» ENUNCIADO
Indica si cada afirmación concuerda con el texto sobre los objetivos, respondiendo sí o no y citando literalmente las palabras del texto que lo deciden. 1. Solemos relacionar los objetivos solo con la vida laboral. 2. Fuera del trabajo no funcionamos en absoluto con objetivos. 3. Perder peso se presenta como un objetivo poco común.

» FRAGMENTO DEL TEXTO
------------------------------------

Objetivos: esos conocidos desconocidos

Casi siempre acostumbramos a vincular únicamente los objetivos con nuestra vida laboral, y encima, la mayoría de las veces los percibimos con connotaciones negativas, ya que solo tenemos consciencia que entran en nuestra vida cuando nuestro jefe nos exige más y más.

Así que es normal que nos cueste, o simplemente, ni nos planteemos incorporar los objetivos en nuestra vida diaria. Este es un muy buen hábito para aumentar nuestra efectividad personal, y con ello nuestra calidad de vida. Los objetivos pueden ser de muchos tipos o magnitudes, y seguramente ya funcionamos de manera inconsciente con ellos, pero sin orden, ni con un planteamiento estructurado.Por ejemplo, podemos pensar, voy a perder peso. Este es un objetivo común, pero ahí se queda, en solo el macroobjetivo, el como y el cuando quedan al azar y eso conlleva que pocas veces lo alcancemos.

------------------------------------

» DATOS DE ENTRADA
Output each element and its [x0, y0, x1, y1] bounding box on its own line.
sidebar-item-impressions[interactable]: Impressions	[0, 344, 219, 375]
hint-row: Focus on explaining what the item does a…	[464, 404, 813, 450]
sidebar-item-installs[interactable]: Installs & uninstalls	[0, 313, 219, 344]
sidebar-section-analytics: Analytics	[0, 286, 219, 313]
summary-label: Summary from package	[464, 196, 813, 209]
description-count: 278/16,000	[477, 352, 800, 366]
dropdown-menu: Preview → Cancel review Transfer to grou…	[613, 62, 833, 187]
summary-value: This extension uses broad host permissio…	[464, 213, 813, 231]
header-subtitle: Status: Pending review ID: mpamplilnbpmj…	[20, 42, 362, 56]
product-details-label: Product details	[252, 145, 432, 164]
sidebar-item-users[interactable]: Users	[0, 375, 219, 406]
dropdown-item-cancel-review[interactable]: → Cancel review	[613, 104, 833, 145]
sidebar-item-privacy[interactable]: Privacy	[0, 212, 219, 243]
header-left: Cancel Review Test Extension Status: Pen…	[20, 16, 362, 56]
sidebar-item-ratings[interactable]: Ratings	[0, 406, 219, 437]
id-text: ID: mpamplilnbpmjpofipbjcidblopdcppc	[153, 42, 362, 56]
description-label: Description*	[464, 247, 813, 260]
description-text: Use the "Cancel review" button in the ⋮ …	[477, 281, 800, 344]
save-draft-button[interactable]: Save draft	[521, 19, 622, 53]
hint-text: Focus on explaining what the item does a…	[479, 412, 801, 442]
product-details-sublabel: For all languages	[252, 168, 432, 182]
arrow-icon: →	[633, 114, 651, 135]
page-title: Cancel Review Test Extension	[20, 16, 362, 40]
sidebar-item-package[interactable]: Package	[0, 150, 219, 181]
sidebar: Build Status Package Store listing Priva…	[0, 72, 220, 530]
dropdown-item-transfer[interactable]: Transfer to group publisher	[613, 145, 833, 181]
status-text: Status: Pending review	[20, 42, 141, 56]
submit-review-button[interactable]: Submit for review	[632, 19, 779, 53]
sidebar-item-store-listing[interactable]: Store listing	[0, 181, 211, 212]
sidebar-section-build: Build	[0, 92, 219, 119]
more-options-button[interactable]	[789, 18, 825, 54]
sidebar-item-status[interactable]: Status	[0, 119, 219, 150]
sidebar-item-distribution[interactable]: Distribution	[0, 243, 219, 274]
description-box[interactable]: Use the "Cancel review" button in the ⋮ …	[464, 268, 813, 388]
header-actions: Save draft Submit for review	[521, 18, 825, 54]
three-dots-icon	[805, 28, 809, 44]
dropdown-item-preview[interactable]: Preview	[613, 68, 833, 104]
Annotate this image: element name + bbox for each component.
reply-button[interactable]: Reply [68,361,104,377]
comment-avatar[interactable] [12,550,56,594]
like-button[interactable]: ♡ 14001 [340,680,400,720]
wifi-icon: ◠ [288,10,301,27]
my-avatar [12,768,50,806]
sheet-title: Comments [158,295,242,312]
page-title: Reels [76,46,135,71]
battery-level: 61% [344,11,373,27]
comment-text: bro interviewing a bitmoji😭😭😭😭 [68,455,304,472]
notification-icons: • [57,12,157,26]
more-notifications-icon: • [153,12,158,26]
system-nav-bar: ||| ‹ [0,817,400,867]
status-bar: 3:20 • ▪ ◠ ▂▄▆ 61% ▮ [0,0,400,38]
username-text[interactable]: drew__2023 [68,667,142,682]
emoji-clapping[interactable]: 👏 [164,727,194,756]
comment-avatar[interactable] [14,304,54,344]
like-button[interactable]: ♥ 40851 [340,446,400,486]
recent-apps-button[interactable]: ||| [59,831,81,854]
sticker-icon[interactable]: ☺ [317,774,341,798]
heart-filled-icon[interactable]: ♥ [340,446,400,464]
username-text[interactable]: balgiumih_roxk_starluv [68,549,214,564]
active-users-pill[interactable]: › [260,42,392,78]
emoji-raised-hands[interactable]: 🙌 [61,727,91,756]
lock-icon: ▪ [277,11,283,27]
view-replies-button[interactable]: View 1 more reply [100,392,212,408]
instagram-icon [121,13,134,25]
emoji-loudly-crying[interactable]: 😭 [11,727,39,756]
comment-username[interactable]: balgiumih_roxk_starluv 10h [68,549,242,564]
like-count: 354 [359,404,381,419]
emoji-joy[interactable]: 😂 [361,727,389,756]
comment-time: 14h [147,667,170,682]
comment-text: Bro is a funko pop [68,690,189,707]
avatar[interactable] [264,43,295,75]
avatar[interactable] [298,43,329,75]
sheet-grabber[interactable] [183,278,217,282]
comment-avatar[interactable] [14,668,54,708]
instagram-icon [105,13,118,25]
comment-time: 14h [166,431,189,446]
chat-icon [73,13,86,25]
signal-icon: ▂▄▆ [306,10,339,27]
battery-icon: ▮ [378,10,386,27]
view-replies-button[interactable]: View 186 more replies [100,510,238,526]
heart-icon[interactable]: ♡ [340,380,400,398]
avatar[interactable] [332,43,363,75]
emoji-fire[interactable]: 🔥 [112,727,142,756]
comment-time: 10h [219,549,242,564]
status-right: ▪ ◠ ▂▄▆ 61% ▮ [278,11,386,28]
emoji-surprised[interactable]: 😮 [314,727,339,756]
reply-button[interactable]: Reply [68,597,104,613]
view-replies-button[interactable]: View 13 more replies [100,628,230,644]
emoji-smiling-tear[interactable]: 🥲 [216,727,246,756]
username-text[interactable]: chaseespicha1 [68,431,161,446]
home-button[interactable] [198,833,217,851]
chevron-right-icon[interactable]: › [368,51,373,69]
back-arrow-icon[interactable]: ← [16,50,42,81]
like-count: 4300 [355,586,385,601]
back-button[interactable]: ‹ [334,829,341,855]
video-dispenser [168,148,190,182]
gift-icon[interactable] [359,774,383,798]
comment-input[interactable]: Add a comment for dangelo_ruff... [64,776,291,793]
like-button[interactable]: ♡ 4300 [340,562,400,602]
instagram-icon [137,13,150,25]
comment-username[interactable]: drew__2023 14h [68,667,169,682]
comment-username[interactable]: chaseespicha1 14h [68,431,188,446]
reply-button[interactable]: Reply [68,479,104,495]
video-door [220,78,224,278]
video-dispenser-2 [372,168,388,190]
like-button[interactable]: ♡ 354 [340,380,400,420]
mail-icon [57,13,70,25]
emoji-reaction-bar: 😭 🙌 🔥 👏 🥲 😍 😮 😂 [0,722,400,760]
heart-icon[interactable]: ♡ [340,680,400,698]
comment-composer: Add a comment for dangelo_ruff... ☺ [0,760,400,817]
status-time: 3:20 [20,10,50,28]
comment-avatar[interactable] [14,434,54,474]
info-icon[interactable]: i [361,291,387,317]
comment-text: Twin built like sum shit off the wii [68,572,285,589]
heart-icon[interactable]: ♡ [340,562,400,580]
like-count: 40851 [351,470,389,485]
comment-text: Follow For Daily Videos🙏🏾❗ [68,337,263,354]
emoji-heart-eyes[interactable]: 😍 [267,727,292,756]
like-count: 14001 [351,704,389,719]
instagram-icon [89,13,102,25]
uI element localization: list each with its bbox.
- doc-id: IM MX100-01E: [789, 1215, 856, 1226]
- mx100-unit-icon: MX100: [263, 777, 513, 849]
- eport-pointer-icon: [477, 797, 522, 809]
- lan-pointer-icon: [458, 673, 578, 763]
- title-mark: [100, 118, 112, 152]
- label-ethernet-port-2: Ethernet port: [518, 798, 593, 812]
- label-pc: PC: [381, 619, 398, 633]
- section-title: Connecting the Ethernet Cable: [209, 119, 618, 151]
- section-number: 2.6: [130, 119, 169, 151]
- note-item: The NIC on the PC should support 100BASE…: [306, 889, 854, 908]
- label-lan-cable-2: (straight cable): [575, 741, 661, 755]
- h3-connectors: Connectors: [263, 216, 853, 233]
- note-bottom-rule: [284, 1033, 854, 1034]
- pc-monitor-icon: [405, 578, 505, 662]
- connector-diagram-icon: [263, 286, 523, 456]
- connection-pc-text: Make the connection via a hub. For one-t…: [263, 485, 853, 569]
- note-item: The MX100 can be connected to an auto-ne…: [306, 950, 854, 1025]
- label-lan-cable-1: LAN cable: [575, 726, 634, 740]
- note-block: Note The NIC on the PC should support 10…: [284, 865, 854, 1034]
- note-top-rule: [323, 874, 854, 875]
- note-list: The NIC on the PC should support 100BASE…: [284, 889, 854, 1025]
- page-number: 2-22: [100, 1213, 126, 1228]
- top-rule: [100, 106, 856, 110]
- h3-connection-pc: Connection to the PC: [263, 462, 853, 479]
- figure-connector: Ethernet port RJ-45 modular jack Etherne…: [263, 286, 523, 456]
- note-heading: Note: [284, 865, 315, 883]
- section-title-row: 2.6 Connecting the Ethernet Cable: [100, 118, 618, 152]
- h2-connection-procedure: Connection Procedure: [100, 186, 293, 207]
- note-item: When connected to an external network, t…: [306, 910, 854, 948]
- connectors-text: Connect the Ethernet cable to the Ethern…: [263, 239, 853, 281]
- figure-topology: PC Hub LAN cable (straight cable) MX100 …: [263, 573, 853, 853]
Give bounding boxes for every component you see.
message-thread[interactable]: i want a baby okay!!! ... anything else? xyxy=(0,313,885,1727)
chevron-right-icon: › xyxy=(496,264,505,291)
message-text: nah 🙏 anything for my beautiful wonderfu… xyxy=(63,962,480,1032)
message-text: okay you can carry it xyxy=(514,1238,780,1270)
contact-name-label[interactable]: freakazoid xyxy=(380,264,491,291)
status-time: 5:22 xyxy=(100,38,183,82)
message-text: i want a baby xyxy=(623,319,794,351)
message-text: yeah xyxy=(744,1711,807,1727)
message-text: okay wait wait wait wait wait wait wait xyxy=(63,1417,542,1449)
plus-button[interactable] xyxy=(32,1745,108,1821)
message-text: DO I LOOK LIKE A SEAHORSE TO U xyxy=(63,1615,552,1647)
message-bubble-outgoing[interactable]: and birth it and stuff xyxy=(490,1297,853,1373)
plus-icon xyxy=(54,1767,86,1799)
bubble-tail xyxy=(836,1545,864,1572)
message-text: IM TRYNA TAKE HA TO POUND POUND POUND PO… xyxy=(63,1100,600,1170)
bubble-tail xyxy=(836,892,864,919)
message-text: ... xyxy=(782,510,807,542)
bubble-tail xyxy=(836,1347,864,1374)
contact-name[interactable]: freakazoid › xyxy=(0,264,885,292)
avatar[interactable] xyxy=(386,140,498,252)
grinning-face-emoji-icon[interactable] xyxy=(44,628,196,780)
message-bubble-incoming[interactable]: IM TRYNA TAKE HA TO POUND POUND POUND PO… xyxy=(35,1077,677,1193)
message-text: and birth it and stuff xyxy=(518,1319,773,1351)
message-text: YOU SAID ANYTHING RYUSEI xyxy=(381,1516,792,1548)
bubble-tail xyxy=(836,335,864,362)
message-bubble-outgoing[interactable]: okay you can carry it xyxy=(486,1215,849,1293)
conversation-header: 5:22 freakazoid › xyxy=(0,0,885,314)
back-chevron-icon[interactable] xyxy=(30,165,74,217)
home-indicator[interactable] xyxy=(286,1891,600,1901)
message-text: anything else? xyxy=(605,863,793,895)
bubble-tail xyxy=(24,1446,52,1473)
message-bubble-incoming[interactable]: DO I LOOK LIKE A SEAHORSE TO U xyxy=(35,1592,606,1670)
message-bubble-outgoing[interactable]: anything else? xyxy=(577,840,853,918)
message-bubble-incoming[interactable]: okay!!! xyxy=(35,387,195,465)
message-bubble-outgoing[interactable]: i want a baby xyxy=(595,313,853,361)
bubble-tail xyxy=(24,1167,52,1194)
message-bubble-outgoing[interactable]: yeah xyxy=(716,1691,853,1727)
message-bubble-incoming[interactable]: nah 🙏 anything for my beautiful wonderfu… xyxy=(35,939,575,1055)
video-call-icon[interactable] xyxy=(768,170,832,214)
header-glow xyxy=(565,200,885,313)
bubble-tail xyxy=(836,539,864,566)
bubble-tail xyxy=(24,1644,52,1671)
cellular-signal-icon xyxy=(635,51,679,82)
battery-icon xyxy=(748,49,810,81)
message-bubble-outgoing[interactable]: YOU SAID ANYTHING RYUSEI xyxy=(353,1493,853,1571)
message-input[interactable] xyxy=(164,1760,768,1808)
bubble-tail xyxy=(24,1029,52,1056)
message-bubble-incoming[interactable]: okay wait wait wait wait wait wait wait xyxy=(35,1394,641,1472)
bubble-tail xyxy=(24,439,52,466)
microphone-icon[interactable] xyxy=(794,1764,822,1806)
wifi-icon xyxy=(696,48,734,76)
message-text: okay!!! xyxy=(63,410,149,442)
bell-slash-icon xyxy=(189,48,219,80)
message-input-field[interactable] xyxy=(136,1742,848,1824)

------------------------------------

» SOLUCIÓN
1. Sí: «Casi siempre acostumbramos a vincular únicamente los objetivos con nuestra vida laboral».
2. No: «seguramente ya funcionamos de manera inconsciente con ellos, pero sin orden, ni con un planteamiento estructurado».
3. No: «Este es un objetivo común».